What this task involves
Word for word, restate every line of the listing that follows.

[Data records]
---------------
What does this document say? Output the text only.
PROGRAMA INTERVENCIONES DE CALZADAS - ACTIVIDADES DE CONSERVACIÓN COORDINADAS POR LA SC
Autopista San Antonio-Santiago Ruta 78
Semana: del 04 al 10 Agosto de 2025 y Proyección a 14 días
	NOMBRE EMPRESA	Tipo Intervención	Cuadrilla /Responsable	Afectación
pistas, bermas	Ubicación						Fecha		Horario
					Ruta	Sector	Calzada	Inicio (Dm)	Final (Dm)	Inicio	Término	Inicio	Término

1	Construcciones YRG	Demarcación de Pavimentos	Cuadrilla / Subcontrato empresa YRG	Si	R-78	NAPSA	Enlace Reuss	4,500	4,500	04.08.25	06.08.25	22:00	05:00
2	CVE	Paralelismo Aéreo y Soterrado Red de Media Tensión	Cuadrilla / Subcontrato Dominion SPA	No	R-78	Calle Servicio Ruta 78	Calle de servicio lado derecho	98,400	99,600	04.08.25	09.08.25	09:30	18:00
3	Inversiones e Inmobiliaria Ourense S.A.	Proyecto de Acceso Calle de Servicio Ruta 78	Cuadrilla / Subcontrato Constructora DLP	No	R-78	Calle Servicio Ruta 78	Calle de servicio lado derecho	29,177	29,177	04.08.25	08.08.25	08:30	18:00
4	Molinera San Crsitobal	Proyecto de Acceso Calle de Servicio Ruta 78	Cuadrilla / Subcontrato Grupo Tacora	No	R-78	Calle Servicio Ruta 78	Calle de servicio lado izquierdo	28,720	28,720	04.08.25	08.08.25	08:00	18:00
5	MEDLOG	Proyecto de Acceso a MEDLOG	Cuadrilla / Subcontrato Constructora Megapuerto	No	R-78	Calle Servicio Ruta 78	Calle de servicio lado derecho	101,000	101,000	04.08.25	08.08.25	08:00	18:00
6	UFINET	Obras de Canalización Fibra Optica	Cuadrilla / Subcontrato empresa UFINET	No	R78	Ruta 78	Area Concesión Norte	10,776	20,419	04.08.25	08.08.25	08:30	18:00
---------------
Task response
What does this document say? Output the text only.
PROGRAMA INTERVENCIONES DE CALZADAS - ACTIVIDADES DE CONSERVACIÓN COORDINADAS POR LA SC
Autopista San Antonio-Santiago Ruta 78
Semana: del 04 al 10 Agosto de 2025 y Proyección a 14 días
	NOMBRE EMPRESA	Tipo Intervención	Cuadrilla /Responsable	Afectación
pistas, bermas	Ubicación						Fecha		Horario
					Ruta	Sector	Calzada	Inicio (Dm)	Final (Dm)	Inicio	Término	Inicio	Término

1	Construcciones YRG	Demarcación de Pavimentos	Cuadrilla / Subcontrato empresa YRG	Si	R-78	NAPSA	Enlace Reuss	4,500	4,500	04.08.25	06.08.25	22:00	05:00
2	CVE	Paralelismo Aéreo y Soterrado Red de Media Tensión	Cuadrilla / Subcontrato Dominion SPA	No	R-78	Calle Servicio Ruta 78	Calle de servicio lado derecho	98,400	99,600	04.08.25	09.08.25	09:30	18:00
3	Inversiones e Inmobiliaria Ourense S.A.	Proyecto de Acceso Calle de Servicio Ruta 78	Cuadrilla / Subcontrato Constructora DLP	No	R-78	Calle Servicio Ruta 78	Calle de servicio lado derecho	29,177	29,177	04.08.25	08.08.25	08:30	18:00
4	Molinera San Crsitobal	Proyecto de Acceso Calle de Servicio Ruta 78	Cuadrilla / Subcontrato Grupo Tacora	No	R-78	Calle Servicio Ruta 78	Calle de servicio lado izquierdo	28,720	28,720	04.08.25	08.08.25	08:00	18:00
5	MEDLOG	Proyecto de Acceso a MEDLOG	Cuadrilla / Subcontrato Constructora Megapuerto	No	R-78	Calle Servicio Ruta 78	Calle de servicio lado derecho	101,000	101,000	04.08.25	08.08.25	08:00	18:00
6	UFINET	Obras de Canalización Fibra Optica	Cuadrilla / Subcontrato empresa UFINET	No	R78	Ruta 78	Area Concesión Norte	10,776	20,419	04.08.25	08.08.25	08:30	18:00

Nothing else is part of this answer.